[A run of records]
────────
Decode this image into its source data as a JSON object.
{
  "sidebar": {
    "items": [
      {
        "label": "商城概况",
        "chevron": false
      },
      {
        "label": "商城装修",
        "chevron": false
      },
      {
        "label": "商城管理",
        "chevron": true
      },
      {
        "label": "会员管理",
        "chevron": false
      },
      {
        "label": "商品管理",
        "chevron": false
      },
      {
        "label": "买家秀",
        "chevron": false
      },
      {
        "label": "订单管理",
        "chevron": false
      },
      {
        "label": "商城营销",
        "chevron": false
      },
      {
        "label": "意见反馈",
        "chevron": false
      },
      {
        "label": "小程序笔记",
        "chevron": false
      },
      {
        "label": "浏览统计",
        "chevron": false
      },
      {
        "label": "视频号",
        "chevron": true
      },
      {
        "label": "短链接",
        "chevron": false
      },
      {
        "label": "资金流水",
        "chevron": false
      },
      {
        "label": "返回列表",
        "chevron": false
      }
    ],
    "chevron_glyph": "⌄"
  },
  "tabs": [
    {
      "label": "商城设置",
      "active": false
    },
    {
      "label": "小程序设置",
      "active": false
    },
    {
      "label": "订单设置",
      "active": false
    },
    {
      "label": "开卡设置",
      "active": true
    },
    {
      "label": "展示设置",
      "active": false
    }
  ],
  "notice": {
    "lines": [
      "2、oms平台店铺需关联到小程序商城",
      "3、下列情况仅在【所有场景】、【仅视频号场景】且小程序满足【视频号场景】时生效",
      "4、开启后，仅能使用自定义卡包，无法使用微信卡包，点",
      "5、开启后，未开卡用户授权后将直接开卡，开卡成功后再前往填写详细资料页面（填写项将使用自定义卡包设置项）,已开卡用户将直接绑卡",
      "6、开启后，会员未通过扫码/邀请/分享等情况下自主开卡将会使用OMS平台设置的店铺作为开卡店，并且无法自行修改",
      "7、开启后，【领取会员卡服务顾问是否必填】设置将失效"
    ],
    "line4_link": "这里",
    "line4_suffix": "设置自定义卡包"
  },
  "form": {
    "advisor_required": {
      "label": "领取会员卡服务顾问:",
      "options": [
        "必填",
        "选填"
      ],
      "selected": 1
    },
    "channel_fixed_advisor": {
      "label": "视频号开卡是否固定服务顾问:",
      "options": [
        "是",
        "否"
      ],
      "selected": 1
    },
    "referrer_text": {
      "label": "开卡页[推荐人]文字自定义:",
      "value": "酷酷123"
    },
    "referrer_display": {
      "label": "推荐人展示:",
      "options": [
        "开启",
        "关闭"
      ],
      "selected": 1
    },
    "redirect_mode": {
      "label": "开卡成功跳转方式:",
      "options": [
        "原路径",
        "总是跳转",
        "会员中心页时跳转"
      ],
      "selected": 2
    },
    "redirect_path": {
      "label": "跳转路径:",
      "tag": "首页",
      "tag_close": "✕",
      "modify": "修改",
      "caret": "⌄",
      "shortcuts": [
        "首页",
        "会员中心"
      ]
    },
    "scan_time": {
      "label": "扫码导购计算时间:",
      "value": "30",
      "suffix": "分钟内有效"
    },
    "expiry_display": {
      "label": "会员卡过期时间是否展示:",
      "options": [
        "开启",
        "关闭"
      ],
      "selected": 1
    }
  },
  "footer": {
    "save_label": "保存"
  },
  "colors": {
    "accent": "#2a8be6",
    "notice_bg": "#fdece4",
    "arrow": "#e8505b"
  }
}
────────
◆ Stated problem ◆
Return every entry verbatim.

◆ Exercise result ◆
Decode this image into its source data as a JSON object.
{
  "sidebar": {
    "items": [
      {
        "label": "商城概况",
        "chevron": false
      },
      {
        "label": "商城装修",
        "chevron": false
      },
      {
        "label": "商城管理",
        "chevron": true
      },
      {
        "label": "会员管理",
        "chevron": false
      },
      {
        "label": "商品管理",
        "chevron": false
      },
      {
        "label": "买家秀",
        "chevron": false
      },
      {
        "label": "订单管理",
        "chevron": false
      },
      {
        "label": "商城营销",
        "chevron": false
      },
      {
        "label": "意见反馈",
        "chevron": false
      },
      {
        "label": "小程序笔记",
        "chevron": false
      },
      {
        "label": "浏览统计",
        "chevron": false
      },
      {
        "label": "视频号",
        "chevron": true
      },
      {
        "label": "短链接",
        "chevron": false
      },
      {
        "label": "资金流水",
        "chevron": false
      },
      {
        "label": "返回列表",
        "chevron": false
      }
    ],
    "chevron_glyph": "⌄"
  },
  "tabs": [
    {
      "label": "商城设置",
      "active": false
    },
    {
      "label": "小程序设置",
      "active": false
    },
    {
      "label": "订单设置",
      "active": false
    },
    {
      "label": "开卡设置",
      "active": true
    },
    {
      "label": "展示设置",
      "active": false
    }
  ],
  "notice": {
    "lines": [
      "2、oms平台店铺需关联到小程序商城",
      "3、下列情况仅在【所有场景】、【仅视频号场景】且小程序满足【视频号场景】时生效",
      "4、开启后，仅能使用自定义卡包，无法使用微信卡包，点",
      "5、开启后，未开卡用户授权后将直接开卡，开卡成功后再前往填写详细资料页面（填写项将使用自定义卡包设置项）,已开卡用户将直接绑卡",
      "6、开启后，会员未通过扫码/邀请/分享等情况下自主开卡将会使用OMS平台设置的店铺作为开卡店，并且无法自行修改",
      "7、开启后，【领取会员卡服务顾问是否必填】设置将失效"
    ],
    "line4_link": "这里",
    "line4_suffix": "设置自定义卡包"
  },
  "form": {
    "advisor_required": {
      "label": "领取会员卡服务顾问:",
      "options": [
        "必填",
        "选填"
      ],
      "selected": 1
    },
    "channel_fixed_advisor": {
      "label": "视频号开卡是否固定服务顾问:",
      "options": [
        "是",
        "否"
      ],
      "selected": 1
    },
    "referrer_text": {
      "label": "开卡页[推荐人]文字自定义:",
      "value": "酷酷123"
    },
    "referrer_display": {
      "label": "推荐人展示:",
      "options": [
        "开启",
        "关闭"
      ],
      "selected": 1
    },
    "redirect_mode": {
      "label": "开卡成功跳转方式:",
      "options": [
        "原路径",
        "总是跳转",
        "会员中心页时跳转"
      ],
      "selected": 2
    },
    "redirect_path": {
      "label": "跳转路径:",
      "tag": "首页",
      "tag_close": "✕",
      "modify": "修改",
      "caret": "⌄",
      "shortcuts": [
        "首页",
        "会员中心"
      ]
    },
    "scan_time": {
      "label": "扫码导购计算时间:",
      "value": "30",
      "suffix": "分钟内有效"
    },
    "expiry_display": {
      "label": "会员卡过期时间是否展示:",
      "options": [
        "开启",
        "关闭"
      ],
      "selected": 1
    }
  },
  "footer": {
    "save_label": "保存"
  },
  "colors": {
    "accent": "#2a8be6",
    "notice_bg": "#fdece4",
    "arrow": "#e8505b"
  }
}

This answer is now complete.